Data entries
--

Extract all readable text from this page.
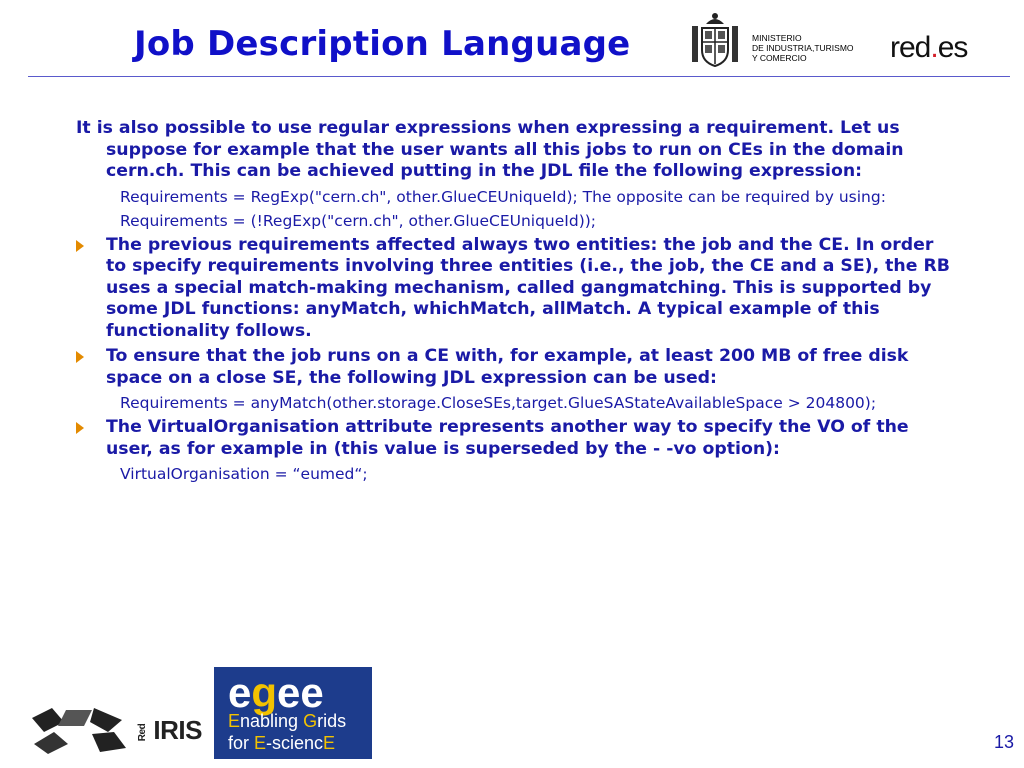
Job Description Language	MINISTERIO
DE INDUSTRIA,TURISMO
Y COMERCIO	red.es

It is also possible to use regular expressions when expressing a requirement. Let us suppose for example that the user wants all this jobs to run on CEs in the domain cern.ch. This can be achieved putting in the JDL file the following expression:

Requirements = RegExp("cern.ch", other.GlueCEUniqueId); The opposite can be required by using:
Requirements = (!RegExp("cern.ch", other.GlueCEUniqueId));
The previous requirements affected always two entities: the job and the CE. In order to specify requirements involving three entities (i.e., the job, the CE and a SE), the RB uses a special match-making mechanism, called gangmatching. This is supported by some JDL functions: anyMatch, whichMatch, allMatch. A typical example of this functionality follows.
To ensure that the job runs on a CE with, for example, at least 200 MB of free disk space on a close SE, the following JDL expression can be used:
Requirements = anyMatch(other.storage.CloseSEs,target.GlueSAStateAvailableSpace > 204800);
The VirtualOrganisation attribute represents another way to specify the VO of the user, as for example in (this value is superseded by the - -vo option):
VirtualOrganisation = “eumed“;
Red IRIS
egee
Enabling Grids
for E-sciencE	13
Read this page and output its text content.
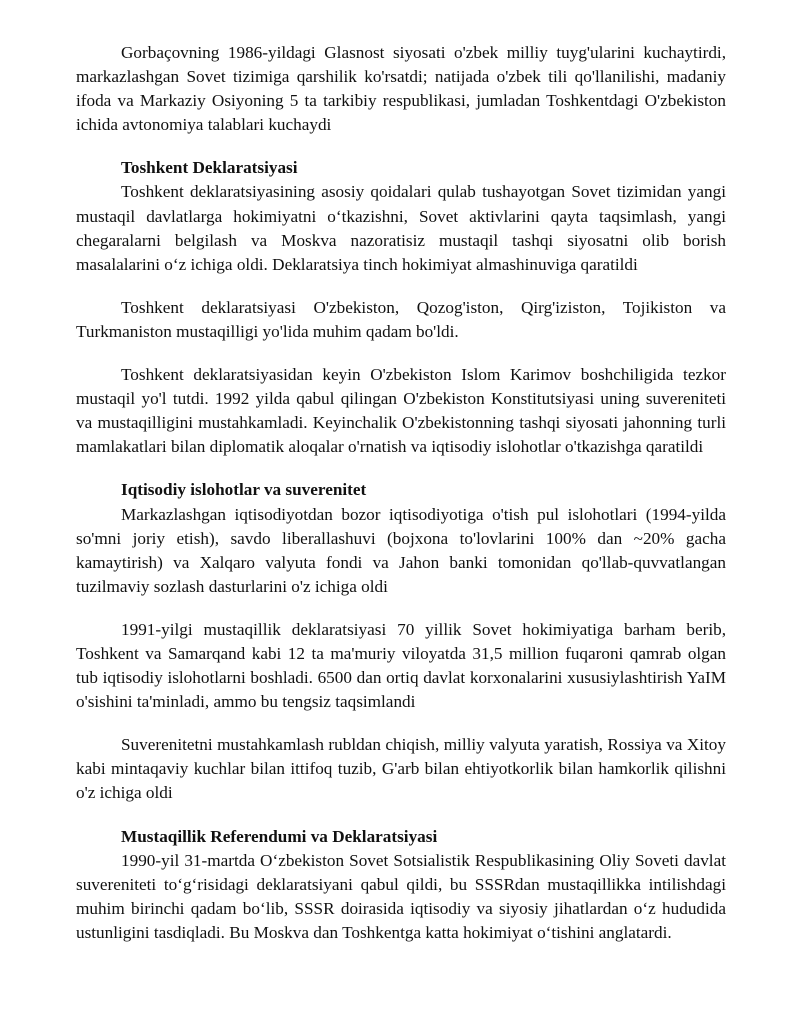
Gorbaçovning 1986-yildagi Glasnost siyosati o'zbek milliy tuyg'ularini kuchaytirdi, markazlashgan Sovet tizimiga qarshilik ko'rsatdi; natijada o'zbek tili qo'llanilishi, madaniy ifoda va Markaziy Osiyoning 5 ta tarkibiy respublikasi, jumladan Toshkentdagi O'zbekiston ichida avtonomiya talablari kuchaydi

Toshkent Deklaratsiyasi

Toshkent deklaratsiyasining asosiy qoidalari qulab tushayotgan Sovet tizimidan yangi mustaqil davlatlarga hokimiyatni o‘tkazishni, Sovet aktivlarini qayta taqsimlash, yangi chegaralarni belgilash va Moskva nazoratisiz mustaqil tashqi siyosatni olib borish masalalarini o‘z ichiga oldi. Deklaratsiya tinch hokimiyat almashinuviga qaratildi

Toshkent deklaratsiyasi O'zbekiston, Qozog'iston, Qirg'iziston, Tojikiston va Turkmaniston mustaqilligi yo'lida muhim qadam bo'ldi.

Toshkent deklaratsiyasidan keyin O'zbekiston Islom Karimov boshchiligida tezkor mustaqil yo'l tutdi. 1992 yilda qabul qilingan O'zbekiston Konstitutsiyasi uning suvereniteti va mustaqilligini mustahkamladi. Keyinchalik O'zbekistonning tashqi siyosati jahonning turli mamlakatlari bilan diplomatik aloqalar o'rnatish va iqtisodiy islohotlar o'tkazishga qaratildi

Iqtisodiy islohotlar va suverenitet

Markazlashgan iqtisodiyotdan bozor iqtisodiyotiga o'tish pul islohotlari (1994-yilda so'mni joriy etish), savdo liberallashuvi (bojxona to'lovlarini 100% dan ~20% gacha kamaytirish) va Xalqaro valyuta fondi va Jahon banki tomonidan qo'llab-quvvatlangan tuzilmaviy sozlash dasturlarini o'z ichiga oldi

1991-yilgi mustaqillik deklaratsiyasi 70 yillik Sovet hokimiyatiga barham berib, Toshkent va Samarqand kabi 12 ta ma'muriy viloyatda 31,5 million fuqaroni qamrab olgan tub iqtisodiy islohotlarni boshladi. 6500 dan ortiq davlat korxonalarini xususiylashtirish YaIM o'sishini ta'minladi, ammo bu tengsiz taqsimlandi

Suverenitetni mustahkamlash rubldan chiqish, milliy valyuta yaratish, Rossiya va Xitoy kabi mintaqaviy kuchlar bilan ittifoq tuzib, G'arb bilan ehtiyotkorlik bilan hamkorlik qilishni o'z ichiga oldi

Mustaqillik Referendumi va Deklaratsiyasi

1990-yil 31-martda O‘zbekiston Sovet Sotsialistik Respublikasining Oliy Soveti davlat suvereniteti to‘g‘risidagi deklaratsiyani qabul qildi, bu SSSRdan mustaqillikka intilishdagi muhim birinchi qadam bo‘lib, SSSR doirasida iqtisodiy va siyosiy jihatlardan o‘z hududida ustunligini tasdiqladi. Bu Moskva dan Toshkentga katta hokimiyat o‘tishini anglatardi.
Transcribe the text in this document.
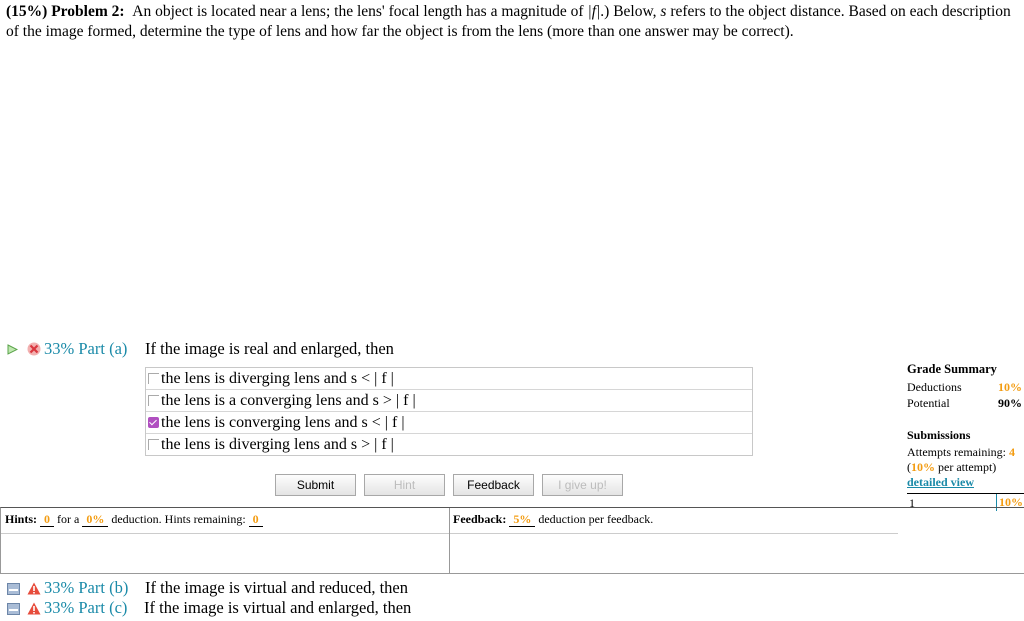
(15%) Problem 2: An object is located near a lens; the lens' focal length has a magnitude of |f|.) Below, s refers to the object distance. Based on each description of the image formed, determine the type of lens and how far the object is from the lens (more than one answer may be correct).

33% Part (a) If the image is real and enlarged, then
the lens is diverging lens and s < | f |
the lens is a converging lens and s > | f |
the lens is converging lens and s < | f |
the lens is diverging lens and s > | f |
Submit	Hint	Feedback	I give up!
Grade Summary
Deductions	10%
Potential	90%
Submissions
Attempts remaining: 4
(10% per attempt)
detailed view
1	10%
Hints: 0 for a 0% deduction. Hints remaining: 0	Feedback: 5% deduction per feedback.
33% Part (b) If the image is virtual and reduced, then
33% Part (c) If the image is virtual and enlarged, then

--

Take the listing above and print it exactly, apart from the pictures.

Solution to this task:
Extract all readable text from this page.
Job Description Language	MINISTERIO
DE INDUSTRIA,TURISMO
Y COMERCIO	red.es

It is also possible to use regular expressions when expressing a requirement. Let us suppose for example that the user wants all this jobs to run on CEs in the domain cern.ch. This can be achieved putting in the JDL file the following expression:

Requirements = RegExp("cern.ch", other.GlueCEUniqueId); The opposite can be required by using:
Requirements = (!RegExp("cern.ch", other.GlueCEUniqueId));
The previous requirements affected always two entities: the job and the CE. In order to specify requirements involving three entities (i.e., the job, the CE and a SE), the RB uses a special match-making mechanism, called gangmatching. This is supported by some JDL functions: anyMatch, whichMatch, allMatch. A typical example of this functionality follows.
To ensure that the job runs on a CE with, for example, at least 200 MB of free disk space on a close SE, the following JDL expression can be used:
Requirements = anyMatch(other.storage.CloseSEs,target.GlueSAStateAvailableSpace > 204800);
The VirtualOrganisation attribute represents another way to specify the VO of the user, as for example in (this value is superseded by the - -vo option):
VirtualOrganisation = “eumed“;
Red IRIS
egee
Enabling Grids
for E-sciencE	13
Read this page and output its text content.
Gorbaçovning 1986-yildagi Glasnost siyosati o'zbek milliy tuyg'ularini kuchaytirdi, markazlashgan Sovet tizimiga qarshilik ko'rsatdi; natijada o'zbek tili qo'llanilishi, madaniy ifoda va Markaziy Osiyoning 5 ta tarkibiy respublikasi, jumladan Toshkentdagi O'zbekiston ichida avtonomiya talablari kuchaydi

Toshkent Deklaratsiyasi

Toshkent deklaratsiyasining asosiy qoidalari qulab tushayotgan Sovet tizimidan yangi mustaqil davlatlarga hokimiyatni o‘tkazishni, Sovet aktivlarini qayta taqsimlash, yangi chegaralarni belgilash va Moskva nazoratisiz mustaqil tashqi siyosatni olib borish masalalarini o‘z ichiga oldi. Deklaratsiya tinch hokimiyat almashinuviga qaratildi

Toshkent deklaratsiyasi O'zbekiston, Qozog'iston, Qirg'iziston, Tojikiston va Turkmaniston mustaqilligi yo'lida muhim qadam bo'ldi.

Toshkent deklaratsiyasidan keyin O'zbekiston Islom Karimov boshchiligida tezkor mustaqil yo'l tutdi. 1992 yilda qabul qilingan O'zbekiston Konstitutsiyasi uning suvereniteti va mustaqilligini mustahkamladi. Keyinchalik O'zbekistonning tashqi siyosati jahonning turli mamlakatlari bilan diplomatik aloqalar o'rnatish va iqtisodiy islohotlar o'tkazishga qaratildi

Iqtisodiy islohotlar va suverenitet

Markazlashgan iqtisodiyotdan bozor iqtisodiyotiga o'tish pul islohotlari (1994-yilda so'mni joriy etish), savdo liberallashuvi (bojxona to'lovlarini 100% dan ~20% gacha kamaytirish) va Xalqaro valyuta fondi va Jahon banki tomonidan qo'llab-quvvatlangan tuzilmaviy sozlash dasturlarini o'z ichiga oldi

1991-yilgi mustaqillik deklaratsiyasi 70 yillik Sovet hokimiyatiga barham berib, Toshkent va Samarqand kabi 12 ta ma'muriy viloyatda 31,5 million fuqaroni qamrab olgan tub iqtisodiy islohotlarni boshladi. 6500 dan ortiq davlat korxonalarini xususiylashtirish YaIM o'sishini ta'minladi, ammo bu tengsiz taqsimlandi

Suverenitetni mustahkamlash rubldan chiqish, milliy valyuta yaratish, Rossiya va Xitoy kabi mintaqaviy kuchlar bilan ittifoq tuzib, G'arb bilan ehtiyotkorlik bilan hamkorlik qilishni o'z ichiga oldi

Mustaqillik Referendumi va Deklaratsiyasi

1990-yil 31-martda O‘zbekiston Sovet Sotsialistik Respublikasining Oliy Soveti davlat suvereniteti to‘g‘risidagi deklaratsiyani qabul qildi, bu SSSRdan mustaqillikka intilishdagi muhim birinchi qadam bo‘lib, SSSR doirasida iqtisodiy va siyosiy jihatlardan o‘z hududida ustunligini tasdiqladi. Bu Moskva dan Toshkentga katta hokimiyat o‘tishini anglatardi.
Transcribe the text in this document.
(15%) Problem 2: An object is located near a lens; the lens' focal length has a magnitude of |f|.) Below, s refers to the object distance. Based on each description of the image formed, determine the type of lens and how far the object is from the lens (more than one answer may be correct).

33% Part (a) If the image is real and enlarged, then
the lens is diverging lens and s < | f |
the lens is a converging lens and s > | f |
the lens is converging lens and s < | f |
the lens is diverging lens and s > | f |
Submit	Hint	Feedback	I give up!
Grade Summary
Deductions	10%
Potential	90%
Submissions
Attempts remaining: 4
(10% per attempt)
detailed view
1	10%
Hints: 0 for a 0% deduction. Hints remaining: 0	Feedback: 5% deduction per feedback.
33% Part (b) If the image is virtual and reduced, then
33% Part (c) If the image is virtual and enlarged, then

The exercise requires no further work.